Exercise prompt: Print the records below word for word, but leave out the pictures.

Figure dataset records
..............................
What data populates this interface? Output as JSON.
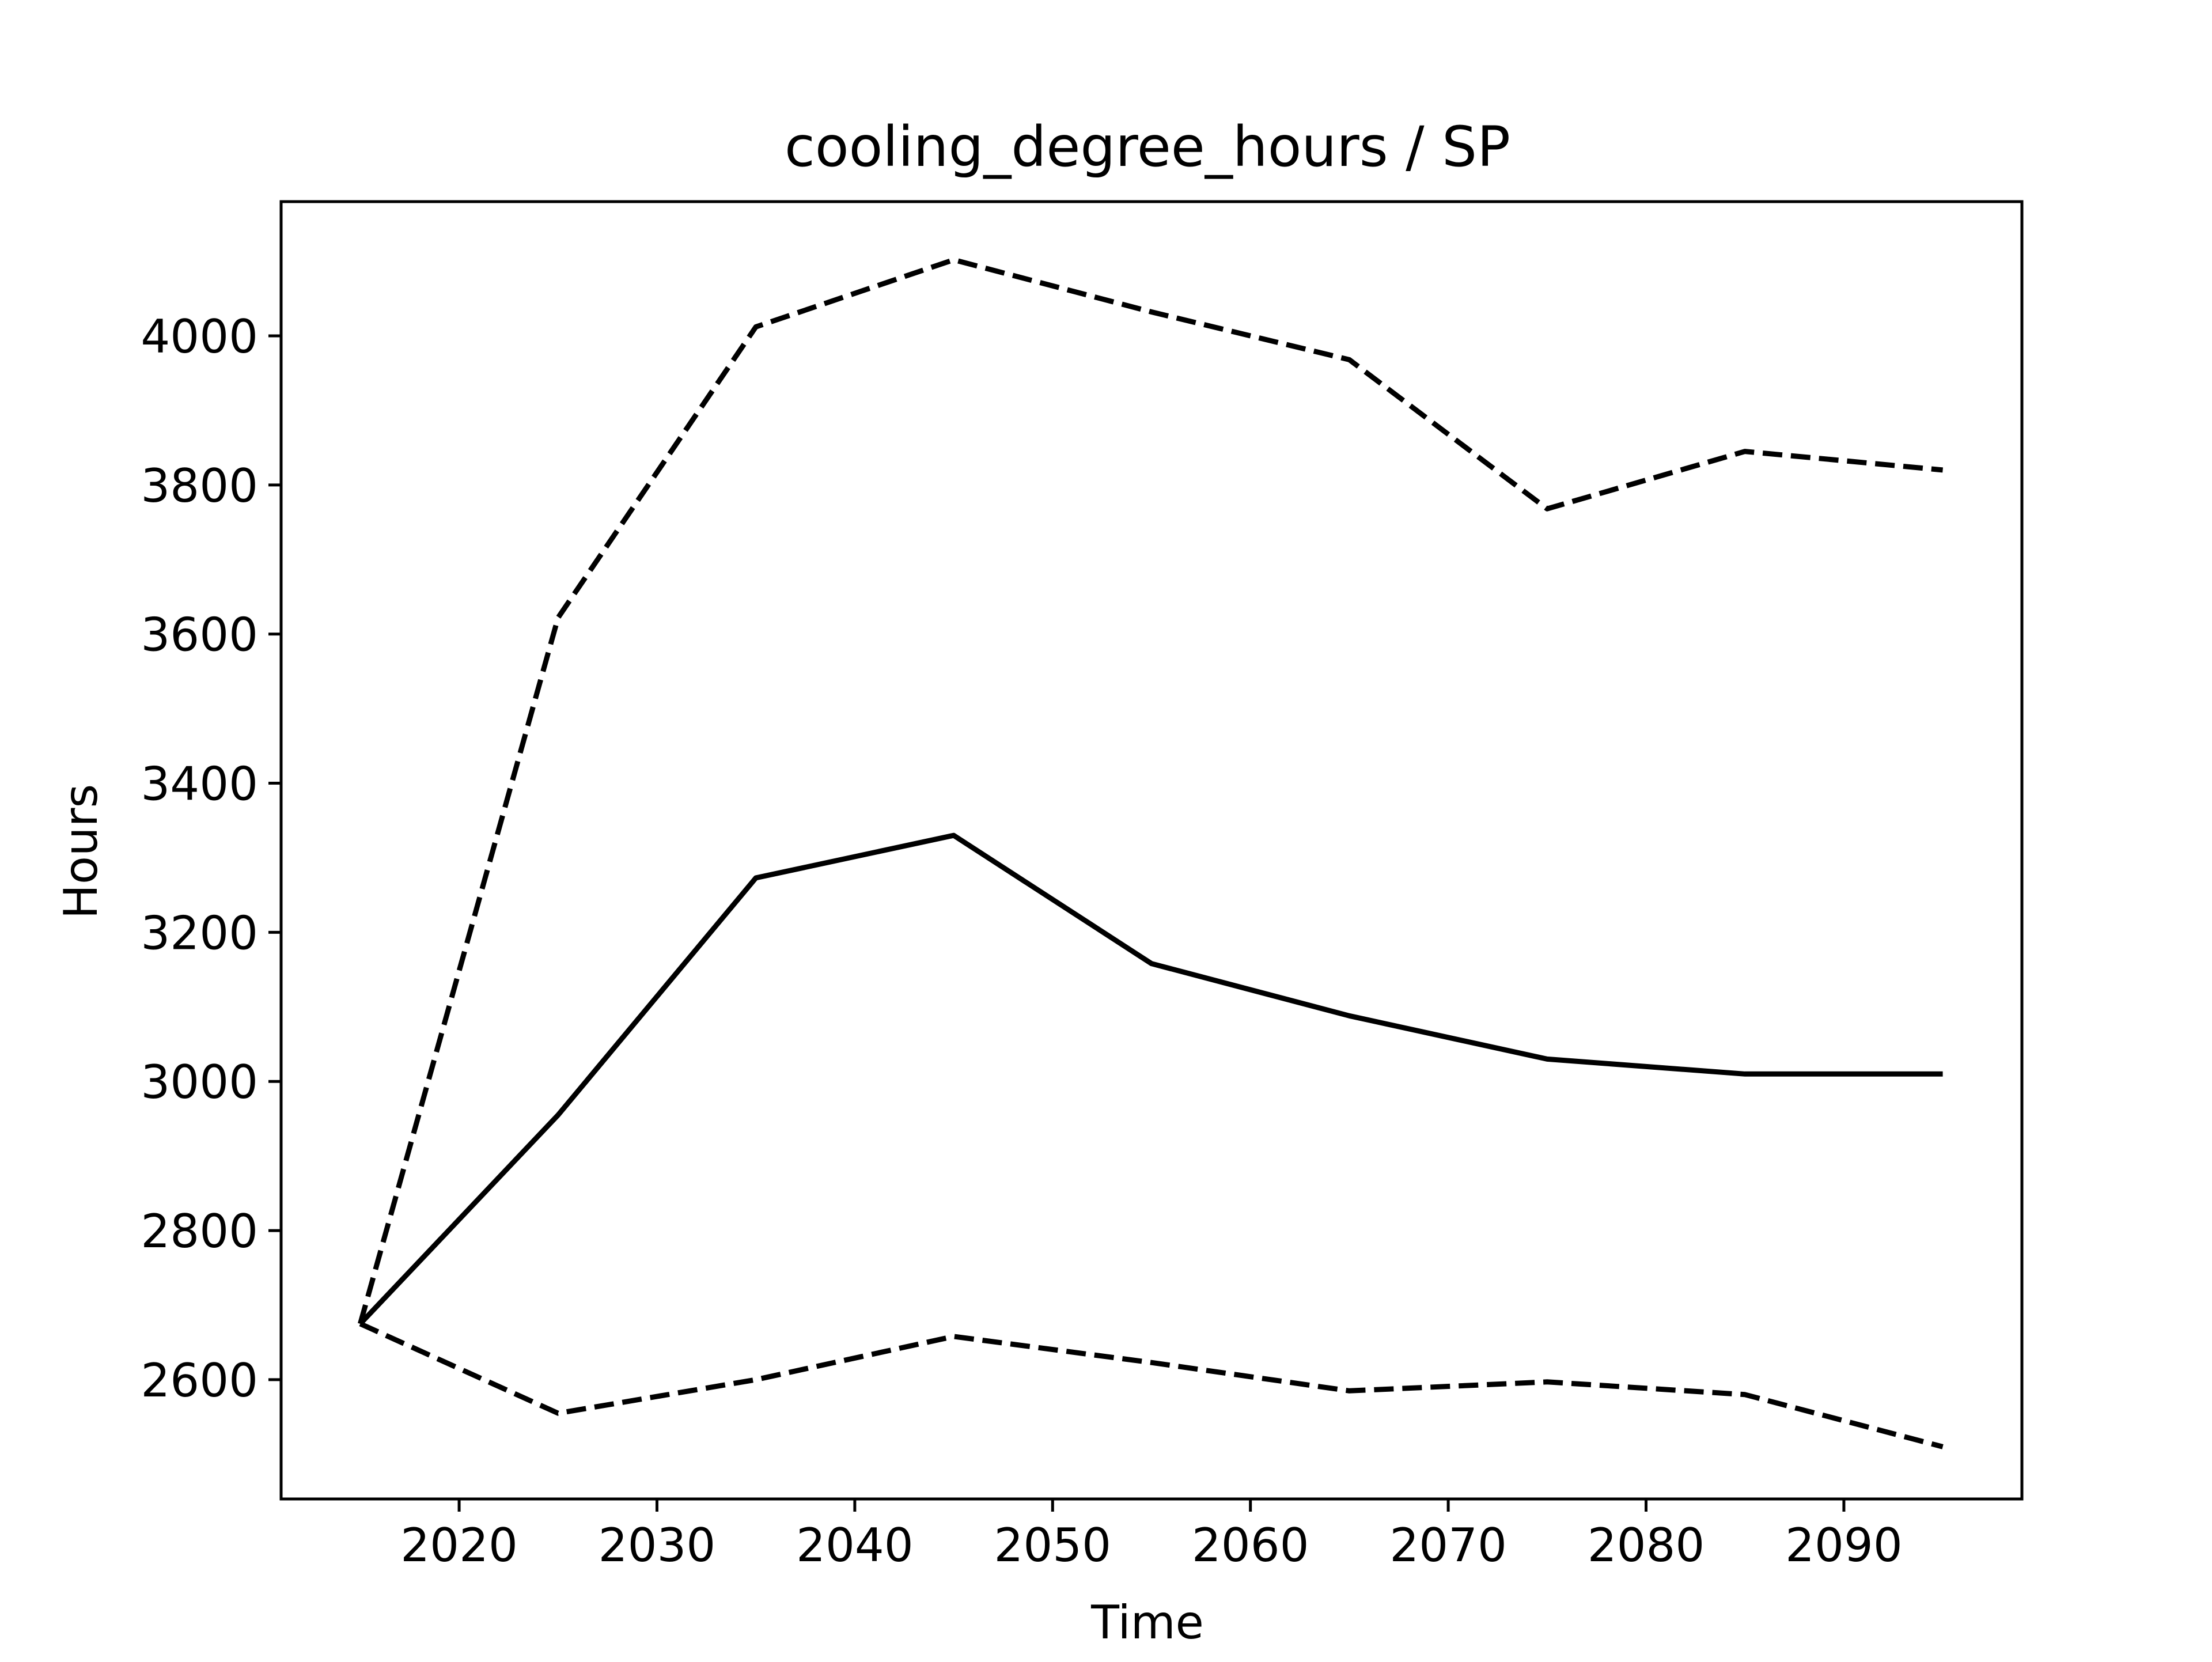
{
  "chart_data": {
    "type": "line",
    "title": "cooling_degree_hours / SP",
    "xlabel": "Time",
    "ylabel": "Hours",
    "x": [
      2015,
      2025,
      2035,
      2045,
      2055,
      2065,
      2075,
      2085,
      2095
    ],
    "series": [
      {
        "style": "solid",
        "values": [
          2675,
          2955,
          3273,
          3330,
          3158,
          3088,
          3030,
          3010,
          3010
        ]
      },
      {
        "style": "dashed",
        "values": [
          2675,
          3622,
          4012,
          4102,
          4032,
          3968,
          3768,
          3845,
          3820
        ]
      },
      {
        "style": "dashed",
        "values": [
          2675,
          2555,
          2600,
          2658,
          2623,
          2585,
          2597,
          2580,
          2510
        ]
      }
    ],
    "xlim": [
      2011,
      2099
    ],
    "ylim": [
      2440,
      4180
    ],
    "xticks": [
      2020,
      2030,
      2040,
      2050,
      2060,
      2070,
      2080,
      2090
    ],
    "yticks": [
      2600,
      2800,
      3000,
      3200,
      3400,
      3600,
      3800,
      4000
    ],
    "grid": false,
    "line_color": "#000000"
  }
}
..............................
Full solution:
What data populates this interface? Output as JSON.
{
  "chart_data": {
    "type": "line",
    "title": "cooling_degree_hours / SP",
    "xlabel": "Time",
    "ylabel": "Hours",
    "x": [
      2015,
      2025,
      2035,
      2045,
      2055,
      2065,
      2075,
      2085,
      2095
    ],
    "series": [
      {
        "style": "solid",
        "values": [
          2675,
          2955,
          3273,
          3330,
          3158,
          3088,
          3030,
          3010,
          3010
        ]
      },
      {
        "style": "dashed",
        "values": [
          2675,
          3622,
          4012,
          4102,
          4032,
          3968,
          3768,
          3845,
          3820
        ]
      },
      {
        "style": "dashed",
        "values": [
          2675,
          2555,
          2600,
          2658,
          2623,
          2585,
          2597,
          2580,
          2510
        ]
      }
    ],
    "xlim": [
      2011,
      2099
    ],
    "ylim": [
      2440,
      4180
    ],
    "xticks": [
      2020,
      2030,
      2040,
      2050,
      2060,
      2070,
      2080,
      2090
    ],
    "yticks": [
      2600,
      2800,
      3000,
      3200,
      3400,
      3600,
      3800,
      4000
    ],
    "grid": false,
    "line_color": "#000000"
  }
}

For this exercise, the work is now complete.